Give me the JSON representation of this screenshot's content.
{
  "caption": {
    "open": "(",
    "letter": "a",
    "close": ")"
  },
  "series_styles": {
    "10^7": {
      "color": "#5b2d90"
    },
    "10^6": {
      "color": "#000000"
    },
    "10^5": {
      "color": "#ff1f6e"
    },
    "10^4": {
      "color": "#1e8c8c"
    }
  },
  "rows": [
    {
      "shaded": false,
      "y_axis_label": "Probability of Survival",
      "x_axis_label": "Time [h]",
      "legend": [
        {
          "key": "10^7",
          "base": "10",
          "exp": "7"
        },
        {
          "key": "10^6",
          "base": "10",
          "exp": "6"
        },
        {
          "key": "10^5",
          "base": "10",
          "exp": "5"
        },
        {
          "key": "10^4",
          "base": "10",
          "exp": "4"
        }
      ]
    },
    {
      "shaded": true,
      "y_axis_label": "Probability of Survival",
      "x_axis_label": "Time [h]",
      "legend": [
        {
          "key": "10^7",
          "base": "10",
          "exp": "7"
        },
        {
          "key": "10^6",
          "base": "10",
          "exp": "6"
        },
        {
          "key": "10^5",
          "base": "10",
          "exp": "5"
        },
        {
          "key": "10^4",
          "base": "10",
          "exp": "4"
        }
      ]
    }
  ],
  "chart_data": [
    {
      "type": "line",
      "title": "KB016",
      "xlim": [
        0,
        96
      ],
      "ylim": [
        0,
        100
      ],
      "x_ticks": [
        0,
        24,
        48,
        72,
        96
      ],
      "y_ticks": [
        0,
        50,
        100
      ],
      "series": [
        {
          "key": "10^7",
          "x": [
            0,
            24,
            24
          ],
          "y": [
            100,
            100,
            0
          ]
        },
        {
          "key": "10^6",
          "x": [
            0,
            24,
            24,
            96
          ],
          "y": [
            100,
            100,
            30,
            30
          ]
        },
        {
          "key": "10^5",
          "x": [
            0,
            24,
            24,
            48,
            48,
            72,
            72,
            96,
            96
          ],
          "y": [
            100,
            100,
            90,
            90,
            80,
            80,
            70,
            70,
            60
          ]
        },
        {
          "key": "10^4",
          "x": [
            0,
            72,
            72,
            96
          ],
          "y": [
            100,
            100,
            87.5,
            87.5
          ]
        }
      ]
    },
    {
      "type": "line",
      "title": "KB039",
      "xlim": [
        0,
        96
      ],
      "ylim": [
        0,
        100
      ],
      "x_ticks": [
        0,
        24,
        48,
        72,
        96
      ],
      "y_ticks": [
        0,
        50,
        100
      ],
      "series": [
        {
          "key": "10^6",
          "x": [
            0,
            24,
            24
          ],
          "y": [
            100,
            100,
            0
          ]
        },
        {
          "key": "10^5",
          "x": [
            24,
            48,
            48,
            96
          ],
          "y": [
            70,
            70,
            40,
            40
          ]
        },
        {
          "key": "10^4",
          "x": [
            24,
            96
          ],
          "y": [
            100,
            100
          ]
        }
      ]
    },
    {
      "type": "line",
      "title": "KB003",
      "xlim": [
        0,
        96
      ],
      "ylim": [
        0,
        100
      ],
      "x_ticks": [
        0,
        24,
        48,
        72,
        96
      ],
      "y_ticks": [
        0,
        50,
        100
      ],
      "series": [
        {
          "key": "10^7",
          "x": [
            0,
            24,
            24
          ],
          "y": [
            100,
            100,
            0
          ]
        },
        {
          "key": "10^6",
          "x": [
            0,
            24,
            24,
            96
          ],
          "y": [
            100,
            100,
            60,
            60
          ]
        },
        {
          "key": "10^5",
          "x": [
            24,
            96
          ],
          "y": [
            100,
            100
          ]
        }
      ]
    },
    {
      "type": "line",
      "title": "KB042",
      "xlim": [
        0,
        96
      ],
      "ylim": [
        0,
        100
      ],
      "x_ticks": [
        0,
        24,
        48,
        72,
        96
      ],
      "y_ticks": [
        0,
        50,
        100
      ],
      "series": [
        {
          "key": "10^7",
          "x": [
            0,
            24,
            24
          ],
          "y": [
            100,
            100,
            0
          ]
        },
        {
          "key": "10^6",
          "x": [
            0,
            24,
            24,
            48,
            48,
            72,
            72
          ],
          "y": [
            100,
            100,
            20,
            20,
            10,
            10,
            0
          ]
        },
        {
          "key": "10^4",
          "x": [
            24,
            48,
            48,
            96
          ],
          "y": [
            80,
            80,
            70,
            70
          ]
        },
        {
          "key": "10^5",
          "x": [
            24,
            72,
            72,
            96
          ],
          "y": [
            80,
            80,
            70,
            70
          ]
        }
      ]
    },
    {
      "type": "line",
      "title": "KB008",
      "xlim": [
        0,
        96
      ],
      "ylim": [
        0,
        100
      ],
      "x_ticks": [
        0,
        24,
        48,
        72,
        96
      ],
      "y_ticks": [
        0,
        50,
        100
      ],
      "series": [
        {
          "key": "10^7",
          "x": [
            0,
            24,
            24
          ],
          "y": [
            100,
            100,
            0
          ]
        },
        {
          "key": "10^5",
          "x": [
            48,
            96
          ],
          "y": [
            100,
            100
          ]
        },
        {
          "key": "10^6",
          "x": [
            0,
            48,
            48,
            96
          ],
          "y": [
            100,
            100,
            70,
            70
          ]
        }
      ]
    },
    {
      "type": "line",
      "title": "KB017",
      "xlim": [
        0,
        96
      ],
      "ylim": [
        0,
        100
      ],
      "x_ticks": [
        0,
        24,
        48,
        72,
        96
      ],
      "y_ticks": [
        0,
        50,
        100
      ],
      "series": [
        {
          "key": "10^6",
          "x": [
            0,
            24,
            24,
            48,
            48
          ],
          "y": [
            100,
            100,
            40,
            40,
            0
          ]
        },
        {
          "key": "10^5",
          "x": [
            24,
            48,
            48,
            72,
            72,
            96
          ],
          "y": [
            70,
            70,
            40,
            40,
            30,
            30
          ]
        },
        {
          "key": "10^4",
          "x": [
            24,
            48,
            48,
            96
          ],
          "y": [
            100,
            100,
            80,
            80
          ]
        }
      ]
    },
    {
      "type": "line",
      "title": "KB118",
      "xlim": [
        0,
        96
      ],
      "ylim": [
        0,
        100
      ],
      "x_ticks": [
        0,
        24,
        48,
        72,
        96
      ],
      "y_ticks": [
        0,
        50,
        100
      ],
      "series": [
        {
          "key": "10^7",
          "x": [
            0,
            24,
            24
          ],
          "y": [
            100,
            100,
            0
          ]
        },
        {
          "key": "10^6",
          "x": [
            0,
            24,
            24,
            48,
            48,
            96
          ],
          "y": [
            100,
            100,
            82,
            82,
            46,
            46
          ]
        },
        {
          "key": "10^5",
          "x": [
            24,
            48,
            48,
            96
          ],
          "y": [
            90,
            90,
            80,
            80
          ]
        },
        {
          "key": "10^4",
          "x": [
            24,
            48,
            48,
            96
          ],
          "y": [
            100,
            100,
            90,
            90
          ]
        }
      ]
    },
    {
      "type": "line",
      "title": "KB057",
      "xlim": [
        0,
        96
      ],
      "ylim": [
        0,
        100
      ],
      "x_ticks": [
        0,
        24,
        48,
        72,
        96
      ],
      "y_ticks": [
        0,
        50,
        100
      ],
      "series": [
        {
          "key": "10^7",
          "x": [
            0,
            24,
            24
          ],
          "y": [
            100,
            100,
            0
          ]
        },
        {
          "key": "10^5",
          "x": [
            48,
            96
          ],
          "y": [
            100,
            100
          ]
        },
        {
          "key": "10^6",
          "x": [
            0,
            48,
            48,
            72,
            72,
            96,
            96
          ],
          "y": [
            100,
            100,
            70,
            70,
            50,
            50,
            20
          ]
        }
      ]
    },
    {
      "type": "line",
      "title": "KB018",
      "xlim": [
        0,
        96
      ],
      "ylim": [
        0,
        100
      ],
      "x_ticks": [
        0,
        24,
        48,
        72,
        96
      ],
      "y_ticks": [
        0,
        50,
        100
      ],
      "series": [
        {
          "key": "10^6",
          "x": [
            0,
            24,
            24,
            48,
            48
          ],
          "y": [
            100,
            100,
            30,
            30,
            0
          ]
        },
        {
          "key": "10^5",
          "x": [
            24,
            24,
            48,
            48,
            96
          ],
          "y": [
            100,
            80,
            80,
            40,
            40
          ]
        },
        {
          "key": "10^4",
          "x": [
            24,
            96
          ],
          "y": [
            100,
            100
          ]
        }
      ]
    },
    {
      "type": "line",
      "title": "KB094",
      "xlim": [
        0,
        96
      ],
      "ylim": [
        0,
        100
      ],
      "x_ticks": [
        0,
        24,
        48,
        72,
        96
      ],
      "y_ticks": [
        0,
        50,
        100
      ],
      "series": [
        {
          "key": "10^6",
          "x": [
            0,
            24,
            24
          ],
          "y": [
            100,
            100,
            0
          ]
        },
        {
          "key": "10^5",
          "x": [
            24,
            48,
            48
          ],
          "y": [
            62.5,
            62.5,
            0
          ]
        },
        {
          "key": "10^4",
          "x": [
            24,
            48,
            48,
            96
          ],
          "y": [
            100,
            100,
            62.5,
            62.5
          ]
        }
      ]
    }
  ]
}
==============================
Instructions to follow -
Among the records above, find each line holding the string "color" and pull it out.

Response -
      "color": "#5b2d90"
      "color": "#000000"
      "color": "#ff1f6e"
      "color": "#1e8c8c"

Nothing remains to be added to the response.